EXERCISE INSTRUCTIONS: Reproduce all of the listing below without alteration.

[Start RECORDS FOR THIS EXERCISE]

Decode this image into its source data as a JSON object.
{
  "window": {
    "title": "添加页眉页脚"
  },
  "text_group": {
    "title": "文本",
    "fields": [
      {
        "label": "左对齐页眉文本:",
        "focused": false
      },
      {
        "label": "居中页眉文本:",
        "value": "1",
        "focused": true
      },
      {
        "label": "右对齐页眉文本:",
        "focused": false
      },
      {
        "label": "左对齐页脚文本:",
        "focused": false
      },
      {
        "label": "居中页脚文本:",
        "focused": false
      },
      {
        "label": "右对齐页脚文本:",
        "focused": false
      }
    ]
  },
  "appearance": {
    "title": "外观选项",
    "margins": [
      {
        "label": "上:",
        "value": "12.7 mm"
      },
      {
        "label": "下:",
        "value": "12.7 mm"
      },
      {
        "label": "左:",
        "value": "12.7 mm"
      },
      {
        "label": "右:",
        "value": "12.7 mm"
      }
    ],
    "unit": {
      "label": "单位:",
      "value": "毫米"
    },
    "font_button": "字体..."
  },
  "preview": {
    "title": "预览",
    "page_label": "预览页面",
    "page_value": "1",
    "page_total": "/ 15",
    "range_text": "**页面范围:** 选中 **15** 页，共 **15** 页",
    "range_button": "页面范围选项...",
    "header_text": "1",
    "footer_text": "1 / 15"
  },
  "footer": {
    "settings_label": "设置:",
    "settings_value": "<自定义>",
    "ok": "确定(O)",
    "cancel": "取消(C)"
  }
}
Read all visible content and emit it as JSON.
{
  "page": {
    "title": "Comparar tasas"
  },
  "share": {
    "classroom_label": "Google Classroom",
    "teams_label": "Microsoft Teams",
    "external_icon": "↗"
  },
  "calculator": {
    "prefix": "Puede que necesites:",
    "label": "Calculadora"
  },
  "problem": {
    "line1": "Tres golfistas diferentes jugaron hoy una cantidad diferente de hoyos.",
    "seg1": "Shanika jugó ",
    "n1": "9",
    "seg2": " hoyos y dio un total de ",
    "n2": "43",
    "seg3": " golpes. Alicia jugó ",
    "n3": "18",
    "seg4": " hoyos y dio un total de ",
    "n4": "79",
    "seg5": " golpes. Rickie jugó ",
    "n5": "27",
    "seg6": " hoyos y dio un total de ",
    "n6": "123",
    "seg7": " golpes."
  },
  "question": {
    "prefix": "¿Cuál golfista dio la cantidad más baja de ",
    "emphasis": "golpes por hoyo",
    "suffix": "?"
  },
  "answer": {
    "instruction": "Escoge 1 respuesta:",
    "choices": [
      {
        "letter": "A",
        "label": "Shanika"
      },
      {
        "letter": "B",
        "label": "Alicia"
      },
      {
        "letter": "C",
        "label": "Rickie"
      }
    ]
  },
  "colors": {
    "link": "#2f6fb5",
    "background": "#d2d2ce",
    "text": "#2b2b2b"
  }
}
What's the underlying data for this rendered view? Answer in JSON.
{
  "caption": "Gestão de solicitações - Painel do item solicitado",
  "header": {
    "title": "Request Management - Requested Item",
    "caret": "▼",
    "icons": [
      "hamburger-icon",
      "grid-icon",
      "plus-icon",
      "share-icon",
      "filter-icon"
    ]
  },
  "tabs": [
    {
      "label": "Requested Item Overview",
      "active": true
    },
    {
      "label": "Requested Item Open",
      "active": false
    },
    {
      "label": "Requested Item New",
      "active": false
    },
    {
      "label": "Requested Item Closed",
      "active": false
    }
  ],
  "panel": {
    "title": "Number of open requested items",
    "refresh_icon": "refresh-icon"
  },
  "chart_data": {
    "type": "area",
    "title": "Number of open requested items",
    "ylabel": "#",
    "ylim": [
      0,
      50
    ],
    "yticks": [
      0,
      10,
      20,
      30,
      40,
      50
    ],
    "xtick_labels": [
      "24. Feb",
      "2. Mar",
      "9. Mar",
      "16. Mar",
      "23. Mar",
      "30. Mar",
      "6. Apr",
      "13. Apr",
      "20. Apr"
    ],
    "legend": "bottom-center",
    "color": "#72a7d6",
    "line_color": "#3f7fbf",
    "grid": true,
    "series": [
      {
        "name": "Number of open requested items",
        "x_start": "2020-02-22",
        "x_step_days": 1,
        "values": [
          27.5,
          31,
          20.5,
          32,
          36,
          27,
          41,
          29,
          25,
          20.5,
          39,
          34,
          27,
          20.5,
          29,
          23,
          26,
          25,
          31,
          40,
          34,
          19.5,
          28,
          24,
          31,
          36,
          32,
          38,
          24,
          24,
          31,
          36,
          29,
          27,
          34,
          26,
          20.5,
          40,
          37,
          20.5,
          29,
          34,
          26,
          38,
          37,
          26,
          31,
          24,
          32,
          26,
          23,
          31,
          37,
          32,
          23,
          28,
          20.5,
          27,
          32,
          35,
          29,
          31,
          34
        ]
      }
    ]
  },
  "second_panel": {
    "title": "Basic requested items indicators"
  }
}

[End RECORDS FOR THIS EXERCISE]

OUTPUT OF THE TASK:
Decode this image into its source data as a JSON object.
{
  "window": {
    "title": "添加页眉页脚"
  },
  "text_group": {
    "title": "文本",
    "fields": [
      {
        "label": "左对齐页眉文本:",
        "focused": false
      },
      {
        "label": "居中页眉文本:",
        "value": "1",
        "focused": true
      },
      {
        "label": "右对齐页眉文本:",
        "focused": false
      },
      {
        "label": "左对齐页脚文本:",
        "focused": false
      },
      {
        "label": "居中页脚文本:",
        "focused": false
      },
      {
        "label": "右对齐页脚文本:",
        "focused": false
      }
    ]
  },
  "appearance": {
    "title": "外观选项",
    "margins": [
      {
        "label": "上:",
        "value": "12.7 mm"
      },
      {
        "label": "下:",
        "value": "12.7 mm"
      },
      {
        "label": "左:",
        "value": "12.7 mm"
      },
      {
        "label": "右:",
        "value": "12.7 mm"
      }
    ],
    "unit": {
      "label": "单位:",
      "value": "毫米"
    },
    "font_button": "字体..."
  },
  "preview": {
    "title": "预览",
    "page_label": "预览页面",
    "page_value": "1",
    "page_total": "/ 15",
    "range_text": "**页面范围:** 选中 **15** 页，共 **15** 页",
    "range_button": "页面范围选项...",
    "header_text": "1",
    "footer_text": "1 / 15"
  },
  "footer": {
    "settings_label": "设置:",
    "settings_value": "<自定义>",
    "ok": "确定(O)",
    "cancel": "取消(C)"
  }
}
Read all visible content and emit it as JSON.
{
  "page": {
    "title": "Comparar tasas"
  },
  "share": {
    "classroom_label": "Google Classroom",
    "teams_label": "Microsoft Teams",
    "external_icon": "↗"
  },
  "calculator": {
    "prefix": "Puede que necesites:",
    "label": "Calculadora"
  },
  "problem": {
    "line1": "Tres golfistas diferentes jugaron hoy una cantidad diferente de hoyos.",
    "seg1": "Shanika jugó ",
    "n1": "9",
    "seg2": " hoyos y dio un total de ",
    "n2": "43",
    "seg3": " golpes. Alicia jugó ",
    "n3": "18",
    "seg4": " hoyos y dio un total de ",
    "n4": "79",
    "seg5": " golpes. Rickie jugó ",
    "n5": "27",
    "seg6": " hoyos y dio un total de ",
    "n6": "123",
    "seg7": " golpes."
  },
  "question": {
    "prefix": "¿Cuál golfista dio la cantidad más baja de ",
    "emphasis": "golpes por hoyo",
    "suffix": "?"
  },
  "answer": {
    "instruction": "Escoge 1 respuesta:",
    "choices": [
      {
        "letter": "A",
        "label": "Shanika"
      },
      {
        "letter": "B",
        "label": "Alicia"
      },
      {
        "letter": "C",
        "label": "Rickie"
      }
    ]
  },
  "colors": {
    "link": "#2f6fb5",
    "background": "#d2d2ce",
    "text": "#2b2b2b"
  }
}
What's the underlying data for this rendered view? Answer in JSON.
{
  "caption": "Gestão de solicitações - Painel do item solicitado",
  "header": {
    "title": "Request Management - Requested Item",
    "caret": "▼",
    "icons": [
      "hamburger-icon",
      "grid-icon",
      "plus-icon",
      "share-icon",
      "filter-icon"
    ]
  },
  "tabs": [
    {
      "label": "Requested Item Overview",
      "active": true
    },
    {
      "label": "Requested Item Open",
      "active": false
    },
    {
      "label": "Requested Item New",
      "active": false
    },
    {
      "label": "Requested Item Closed",
      "active": false
    }
  ],
  "panel": {
    "title": "Number of open requested items",
    "refresh_icon": "refresh-icon"
  },
  "chart_data": {
    "type": "area",
    "title": "Number of open requested items",
    "ylabel": "#",
    "ylim": [
      0,
      50
    ],
    "yticks": [
      0,
      10,
      20,
      30,
      40,
      50
    ],
    "xtick_labels": [
      "24. Feb",
      "2. Mar",
      "9. Mar",
      "16. Mar",
      "23. Mar",
      "30. Mar",
      "6. Apr",
      "13. Apr",
      "20. Apr"
    ],
    "legend": "bottom-center",
    "color": "#72a7d6",
    "line_color": "#3f7fbf",
    "grid": true,
    "series": [
      {
        "name": "Number of open requested items",
        "x_start": "2020-02-22",
        "x_step_days": 1,
        "values": [
          27.5,
          31,
          20.5,
          32,
          36,
          27,
          41,
          29,
          25,
          20.5,
          39,
          34,
          27,
          20.5,
          29,
          23,
          26,
          25,
          31,
          40,
          34,
          19.5,
          28,
          24,
          31,
          36,
          32,
          38,
          24,
          24,
          31,
          36,
          29,
          27,
          34,
          26,
          20.5,
          40,
          37,
          20.5,
          29,
          34,
          26,
          38,
          37,
          26,
          31,
          24,
          32,
          26,
          23,
          31,
          37,
          32,
          23,
          28,
          20.5,
          27,
          32,
          35,
          29,
          31,
          34
        ]
      }
    ]
  },
  "second_panel": {
    "title": "Basic requested items indicators"
  }
}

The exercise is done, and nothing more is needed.